Dataset records:

============

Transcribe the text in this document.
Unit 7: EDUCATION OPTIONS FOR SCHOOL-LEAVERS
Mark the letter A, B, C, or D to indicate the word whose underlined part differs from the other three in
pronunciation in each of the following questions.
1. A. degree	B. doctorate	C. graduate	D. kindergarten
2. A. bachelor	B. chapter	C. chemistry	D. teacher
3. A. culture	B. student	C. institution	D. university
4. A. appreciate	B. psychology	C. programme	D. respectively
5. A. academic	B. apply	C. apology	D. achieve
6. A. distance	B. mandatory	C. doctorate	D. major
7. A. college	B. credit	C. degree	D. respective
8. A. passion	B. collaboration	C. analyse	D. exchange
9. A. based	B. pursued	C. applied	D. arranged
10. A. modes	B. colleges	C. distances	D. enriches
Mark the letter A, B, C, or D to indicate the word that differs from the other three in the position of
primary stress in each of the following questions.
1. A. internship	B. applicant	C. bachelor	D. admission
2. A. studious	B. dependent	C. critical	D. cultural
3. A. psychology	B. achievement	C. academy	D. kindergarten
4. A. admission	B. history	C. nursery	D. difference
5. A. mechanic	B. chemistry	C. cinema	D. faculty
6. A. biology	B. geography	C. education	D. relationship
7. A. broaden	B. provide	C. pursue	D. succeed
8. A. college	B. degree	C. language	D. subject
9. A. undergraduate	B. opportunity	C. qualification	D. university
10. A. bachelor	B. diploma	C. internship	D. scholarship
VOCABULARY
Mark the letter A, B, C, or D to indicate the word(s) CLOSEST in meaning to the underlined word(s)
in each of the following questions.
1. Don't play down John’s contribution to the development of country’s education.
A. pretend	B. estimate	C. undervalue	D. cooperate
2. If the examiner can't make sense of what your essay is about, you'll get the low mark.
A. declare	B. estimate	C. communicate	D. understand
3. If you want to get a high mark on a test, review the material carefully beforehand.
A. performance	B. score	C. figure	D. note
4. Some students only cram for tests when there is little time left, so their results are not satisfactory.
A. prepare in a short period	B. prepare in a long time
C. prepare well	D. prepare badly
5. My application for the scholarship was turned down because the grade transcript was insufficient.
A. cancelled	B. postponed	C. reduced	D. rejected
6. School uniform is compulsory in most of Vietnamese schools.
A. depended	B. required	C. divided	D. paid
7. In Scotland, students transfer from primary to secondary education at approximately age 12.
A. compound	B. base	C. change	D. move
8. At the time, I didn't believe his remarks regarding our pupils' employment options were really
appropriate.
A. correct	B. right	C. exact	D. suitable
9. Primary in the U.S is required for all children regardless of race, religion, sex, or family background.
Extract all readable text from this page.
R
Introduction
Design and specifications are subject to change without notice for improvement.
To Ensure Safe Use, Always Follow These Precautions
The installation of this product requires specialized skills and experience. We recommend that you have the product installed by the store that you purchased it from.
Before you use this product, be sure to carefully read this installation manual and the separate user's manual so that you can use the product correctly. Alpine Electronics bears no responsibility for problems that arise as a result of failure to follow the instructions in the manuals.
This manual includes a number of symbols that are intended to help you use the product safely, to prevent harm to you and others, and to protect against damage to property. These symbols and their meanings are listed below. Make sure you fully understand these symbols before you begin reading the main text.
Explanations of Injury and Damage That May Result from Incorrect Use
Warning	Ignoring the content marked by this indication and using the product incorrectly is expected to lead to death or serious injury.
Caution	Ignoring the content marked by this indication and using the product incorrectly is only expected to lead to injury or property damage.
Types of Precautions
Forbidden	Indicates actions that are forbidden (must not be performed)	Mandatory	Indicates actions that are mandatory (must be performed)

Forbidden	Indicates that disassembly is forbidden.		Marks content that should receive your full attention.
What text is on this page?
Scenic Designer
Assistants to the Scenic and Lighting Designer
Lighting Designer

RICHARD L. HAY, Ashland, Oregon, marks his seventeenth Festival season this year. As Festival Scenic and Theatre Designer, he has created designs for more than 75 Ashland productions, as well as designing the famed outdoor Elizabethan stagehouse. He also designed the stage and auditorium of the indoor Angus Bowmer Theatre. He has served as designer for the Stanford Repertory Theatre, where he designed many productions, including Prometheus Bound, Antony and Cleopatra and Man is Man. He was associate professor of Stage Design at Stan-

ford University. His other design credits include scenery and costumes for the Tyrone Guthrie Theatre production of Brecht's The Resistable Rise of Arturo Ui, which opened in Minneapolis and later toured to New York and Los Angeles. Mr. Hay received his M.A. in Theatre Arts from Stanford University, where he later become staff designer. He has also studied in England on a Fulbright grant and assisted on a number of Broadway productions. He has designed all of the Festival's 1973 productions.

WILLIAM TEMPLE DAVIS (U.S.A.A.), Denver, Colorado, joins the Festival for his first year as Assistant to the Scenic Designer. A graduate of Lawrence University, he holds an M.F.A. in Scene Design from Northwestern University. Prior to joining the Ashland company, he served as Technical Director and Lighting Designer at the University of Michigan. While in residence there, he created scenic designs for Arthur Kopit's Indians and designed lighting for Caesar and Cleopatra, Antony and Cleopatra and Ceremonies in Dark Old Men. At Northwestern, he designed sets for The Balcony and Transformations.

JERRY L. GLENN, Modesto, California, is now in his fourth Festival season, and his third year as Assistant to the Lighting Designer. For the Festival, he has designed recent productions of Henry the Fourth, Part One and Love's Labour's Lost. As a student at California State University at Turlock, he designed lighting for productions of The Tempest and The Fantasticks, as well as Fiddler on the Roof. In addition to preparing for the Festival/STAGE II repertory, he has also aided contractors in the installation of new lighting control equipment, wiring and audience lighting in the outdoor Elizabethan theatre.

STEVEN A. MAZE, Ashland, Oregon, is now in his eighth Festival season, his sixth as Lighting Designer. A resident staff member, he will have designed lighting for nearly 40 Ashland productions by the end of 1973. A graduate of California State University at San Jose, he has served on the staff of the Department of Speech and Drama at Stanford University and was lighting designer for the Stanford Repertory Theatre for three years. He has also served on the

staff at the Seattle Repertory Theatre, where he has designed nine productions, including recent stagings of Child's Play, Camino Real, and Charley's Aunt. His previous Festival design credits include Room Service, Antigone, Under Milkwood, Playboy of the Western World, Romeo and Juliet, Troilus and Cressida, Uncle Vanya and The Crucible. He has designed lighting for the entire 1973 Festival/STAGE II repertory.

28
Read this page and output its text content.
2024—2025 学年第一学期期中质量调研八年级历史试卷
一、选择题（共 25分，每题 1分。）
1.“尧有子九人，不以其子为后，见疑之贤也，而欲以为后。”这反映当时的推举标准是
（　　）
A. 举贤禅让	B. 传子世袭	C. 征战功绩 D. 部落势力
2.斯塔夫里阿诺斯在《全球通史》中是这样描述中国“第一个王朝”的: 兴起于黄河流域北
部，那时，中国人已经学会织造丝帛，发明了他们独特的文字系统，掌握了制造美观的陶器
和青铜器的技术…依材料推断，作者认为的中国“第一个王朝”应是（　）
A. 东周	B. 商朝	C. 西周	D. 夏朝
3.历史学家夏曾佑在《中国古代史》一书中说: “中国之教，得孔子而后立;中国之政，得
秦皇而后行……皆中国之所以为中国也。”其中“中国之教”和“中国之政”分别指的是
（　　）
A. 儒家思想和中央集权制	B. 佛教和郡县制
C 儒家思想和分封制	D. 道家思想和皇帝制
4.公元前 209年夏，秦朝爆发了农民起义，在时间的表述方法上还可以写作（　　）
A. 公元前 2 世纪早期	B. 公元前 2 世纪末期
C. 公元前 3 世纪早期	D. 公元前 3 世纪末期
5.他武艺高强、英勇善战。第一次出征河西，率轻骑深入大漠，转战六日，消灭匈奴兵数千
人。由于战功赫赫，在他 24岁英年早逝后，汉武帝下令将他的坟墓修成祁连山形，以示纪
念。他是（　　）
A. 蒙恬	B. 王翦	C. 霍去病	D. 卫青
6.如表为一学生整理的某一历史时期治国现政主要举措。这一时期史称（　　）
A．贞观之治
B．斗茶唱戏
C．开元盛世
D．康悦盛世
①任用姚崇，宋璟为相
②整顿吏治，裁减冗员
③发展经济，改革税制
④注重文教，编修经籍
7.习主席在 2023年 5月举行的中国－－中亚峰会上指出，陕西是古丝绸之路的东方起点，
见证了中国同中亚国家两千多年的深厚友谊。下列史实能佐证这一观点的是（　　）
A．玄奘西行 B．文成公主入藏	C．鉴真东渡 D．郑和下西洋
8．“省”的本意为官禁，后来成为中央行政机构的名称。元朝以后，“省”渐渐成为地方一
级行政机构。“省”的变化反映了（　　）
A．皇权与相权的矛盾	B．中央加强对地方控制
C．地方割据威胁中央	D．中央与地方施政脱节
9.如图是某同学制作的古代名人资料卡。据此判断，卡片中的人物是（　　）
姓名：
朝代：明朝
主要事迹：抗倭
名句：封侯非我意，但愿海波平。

============

● Exercise objective: Among the records above, find each line holding the string "using" and pull it out.

● Reply:
Warning	Ignoring the content marked by this indication and using the product incorrectly is expected to lead to death or serious injury.
Caution	Ignoring the content marked by this indication and using the product incorrectly is only expected to lead to injury or property damage.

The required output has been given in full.